▶ [Supplied records]

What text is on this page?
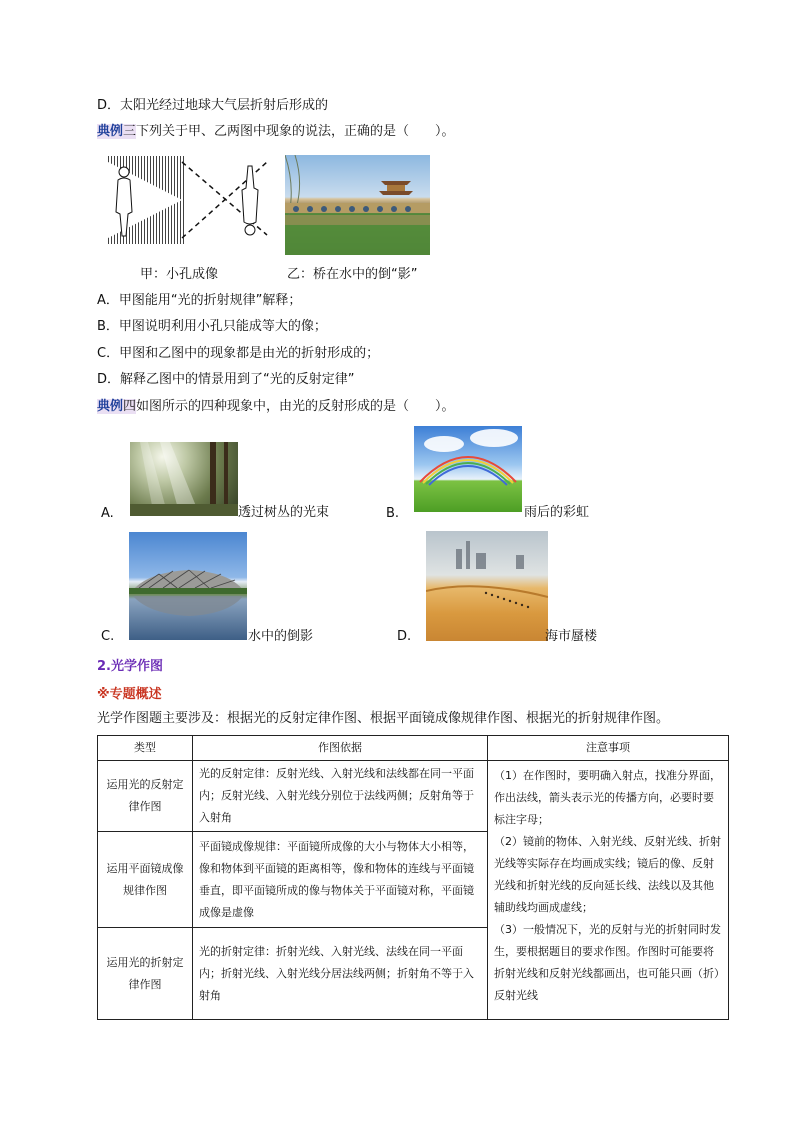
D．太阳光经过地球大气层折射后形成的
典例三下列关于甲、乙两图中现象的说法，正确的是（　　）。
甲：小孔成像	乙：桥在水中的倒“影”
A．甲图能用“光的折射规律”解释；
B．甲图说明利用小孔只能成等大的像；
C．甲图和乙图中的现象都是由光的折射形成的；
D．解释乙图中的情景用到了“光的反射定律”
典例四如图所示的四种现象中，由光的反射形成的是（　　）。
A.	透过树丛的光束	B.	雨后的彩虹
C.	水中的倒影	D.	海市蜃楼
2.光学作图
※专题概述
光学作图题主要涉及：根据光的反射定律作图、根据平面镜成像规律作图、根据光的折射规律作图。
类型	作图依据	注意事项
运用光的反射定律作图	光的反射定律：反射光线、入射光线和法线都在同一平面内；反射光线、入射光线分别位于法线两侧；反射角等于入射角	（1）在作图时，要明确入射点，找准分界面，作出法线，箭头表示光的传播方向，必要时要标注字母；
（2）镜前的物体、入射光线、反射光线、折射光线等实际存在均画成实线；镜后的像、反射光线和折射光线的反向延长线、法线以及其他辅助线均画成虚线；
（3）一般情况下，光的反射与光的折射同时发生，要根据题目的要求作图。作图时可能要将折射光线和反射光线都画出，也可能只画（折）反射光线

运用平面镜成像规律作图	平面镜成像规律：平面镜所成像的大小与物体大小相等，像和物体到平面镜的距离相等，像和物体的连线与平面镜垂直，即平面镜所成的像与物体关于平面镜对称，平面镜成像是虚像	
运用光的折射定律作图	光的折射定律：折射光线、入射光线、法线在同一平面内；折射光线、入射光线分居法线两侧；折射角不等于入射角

▶ [Task goal]
Return all of the entries exactly as written, but drop any pictures they hold.

▶ [Right answer]
What text is on this page?
D．太阳光经过地球大气层折射后形成的
典例三下列关于甲、乙两图中现象的说法，正确的是（　　）。
甲：小孔成像	乙：桥在水中的倒“影”
A．甲图能用“光的折射规律”解释；
B．甲图说明利用小孔只能成等大的像；
C．甲图和乙图中的现象都是由光的折射形成的；
D．解释乙图中的情景用到了“光的反射定律”
典例四如图所示的四种现象中，由光的反射形成的是（　　）。
A.	透过树丛的光束	B.	雨后的彩虹
C.	水中的倒影	D.	海市蜃楼
2.光学作图
※专题概述
光学作图题主要涉及：根据光的反射定律作图、根据平面镜成像规律作图、根据光的折射规律作图。
类型	作图依据	注意事项
运用光的反射定律作图	光的反射定律：反射光线、入射光线和法线都在同一平面内；反射光线、入射光线分别位于法线两侧；反射角等于入射角	（1）在作图时，要明确入射点，找准分界面，作出法线，箭头表示光的传播方向，必要时要标注字母；
（2）镜前的物体、入射光线、反射光线、折射光线等实际存在均画成实线；镜后的像、反射光线和折射光线的反向延长线、法线以及其他辅助线均画成虚线；
（3）一般情况下，光的反射与光的折射同时发生，要根据题目的要求作图。作图时可能要将折射光线和反射光线都画出，也可能只画（折）反射光线

运用平面镜成像规律作图	平面镜成像规律：平面镜所成像的大小与物体大小相等，像和物体到平面镜的距离相等，像和物体的连线与平面镜垂直，即平面镜所成的像与物体关于平面镜对称，平面镜成像是虚像	
运用光的折射定律作图	光的折射定律：折射光线、入射光线、法线在同一平面内；折射光线、入射光线分居法线两侧；折射角不等于入射角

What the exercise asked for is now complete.